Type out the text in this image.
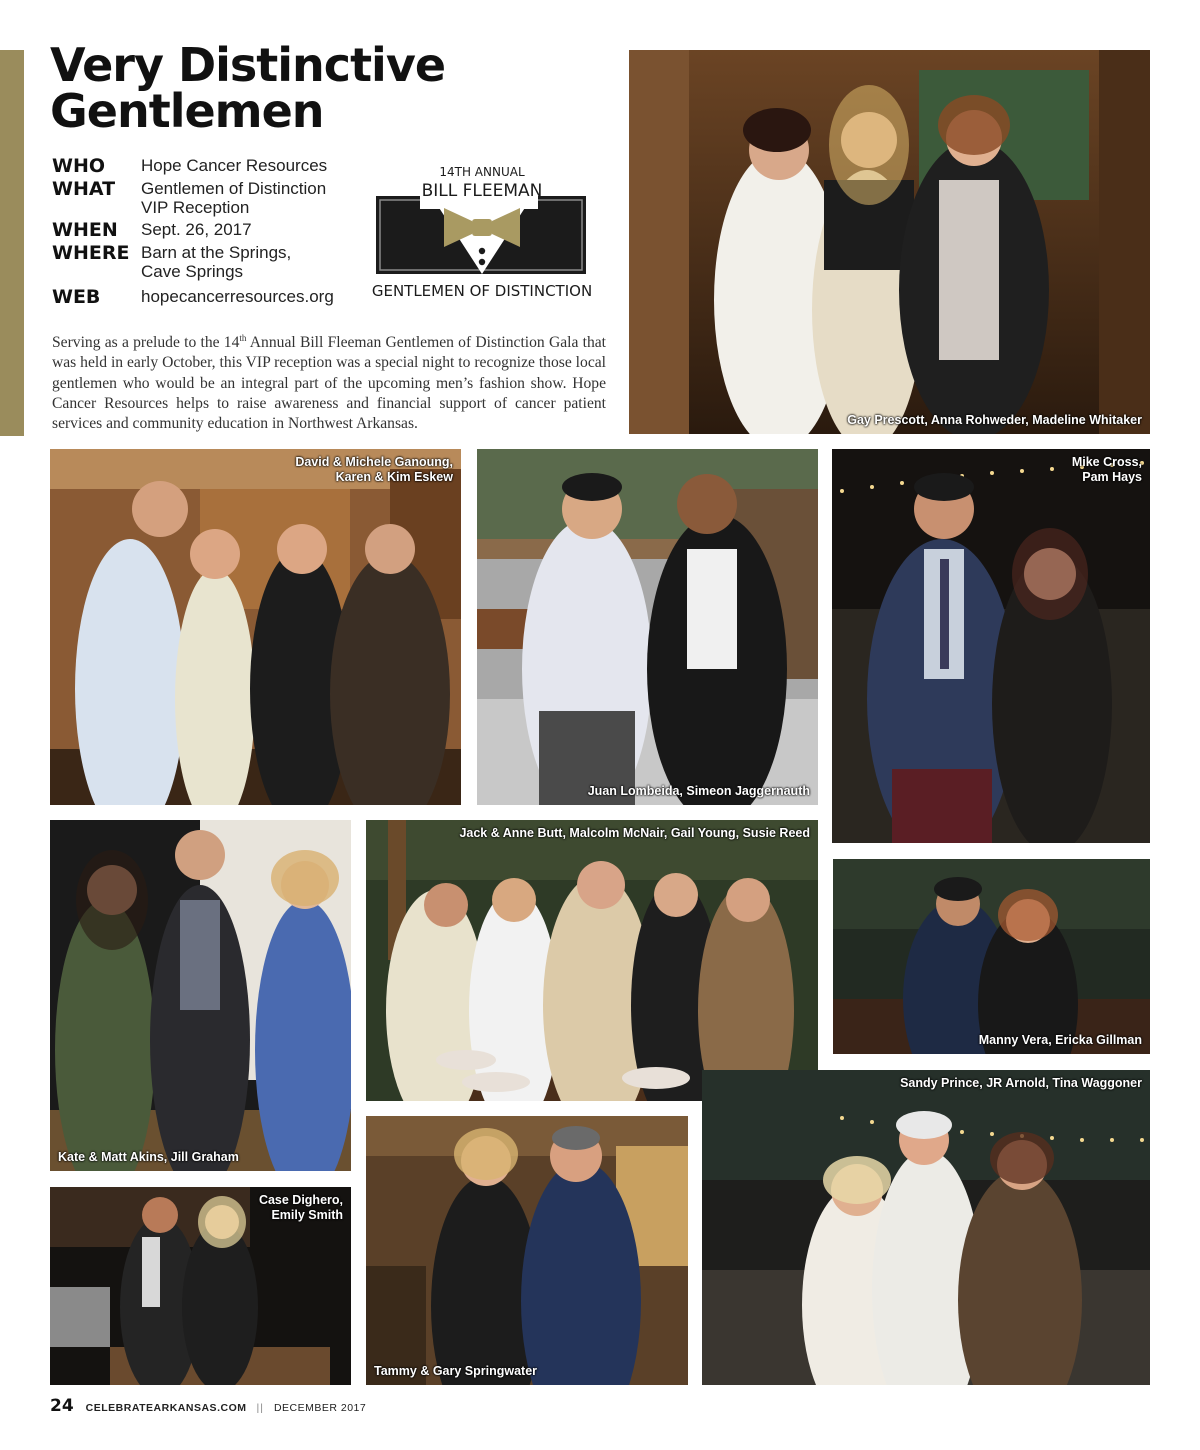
Very Distinctive
Gentlemen
WHO	Hope Cancer Resources
WHAT	Gentlemen of Distinction
VIP Reception
WHEN	Sept. 26, 2017
WHERE Barn at the Springs,
Cave Springs
WEB	hopecancerresources.org
14TH ANNUAL
BILL FLEEMAN
GENTLEMEN OF DISTINCTION

Serving as a prelude to the 14th Annual Bill Fleeman Gentlemen of Distinction Gala that was held in early October, this VIP reception was a special night to recognize those local gentlemen who would be an integral part of the upcoming men’s fashion show. Hope Cancer Resources helps to raise awareness and financial support of cancer patient services and community education in Northwest Arkansas.	Gay Prescott, Anna Rohweder, Madeline Whitaker
David & Michele Ganoung,
Karen & Kim Eskew
Juan Lombeida, Simeon Jaggernauth
Mike Cross,
Pam Hays
Kate & Matt Akins, Jill Graham
Jack & Anne Butt, Malcolm McNair, Gail Young, Susie Reed
Manny Vera, Ericka Gillman
Sandy Prince, JR Arnold, Tina Waggoner
Case Dighero,
Emily Smith
Tammy & Gary Springwater
24 CELEBRATEARKANSAS.COM || DECEMBER 2017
+ + + +
● WHAT IS EXPECTED
Write out all the entries word for word, but skip any images.

● RESPONSE
Type out the text in this image.
Very Distinctive
Gentlemen
WHO	Hope Cancer Resources
WHAT	Gentlemen of Distinction
VIP Reception
WHEN	Sept. 26, 2017
WHERE Barn at the Springs,
Cave Springs
WEB	hopecancerresources.org
14TH ANNUAL
BILL FLEEMAN
GENTLEMEN OF DISTINCTION

Serving as a prelude to the 14th Annual Bill Fleeman Gentlemen of Distinction Gala that was held in early October, this VIP reception was a special night to recognize those local gentlemen who would be an integral part of the upcoming men’s fashion show. Hope Cancer Resources helps to raise awareness and financial support of cancer patient services and community education in Northwest Arkansas.	Gay Prescott, Anna Rohweder, Madeline Whitaker
David & Michele Ganoung,
Karen & Kim Eskew
Juan Lombeida, Simeon Jaggernauth
Mike Cross,
Pam Hays
Kate & Matt Akins, Jill Graham
Jack & Anne Butt, Malcolm McNair, Gail Young, Susie Reed
Manny Vera, Ericka Gillman
Sandy Prince, JR Arnold, Tina Waggoner
Case Dighero,
Emily Smith
Tammy & Gary Springwater
24 CELEBRATEARKANSAS.COM || DECEMBER 2017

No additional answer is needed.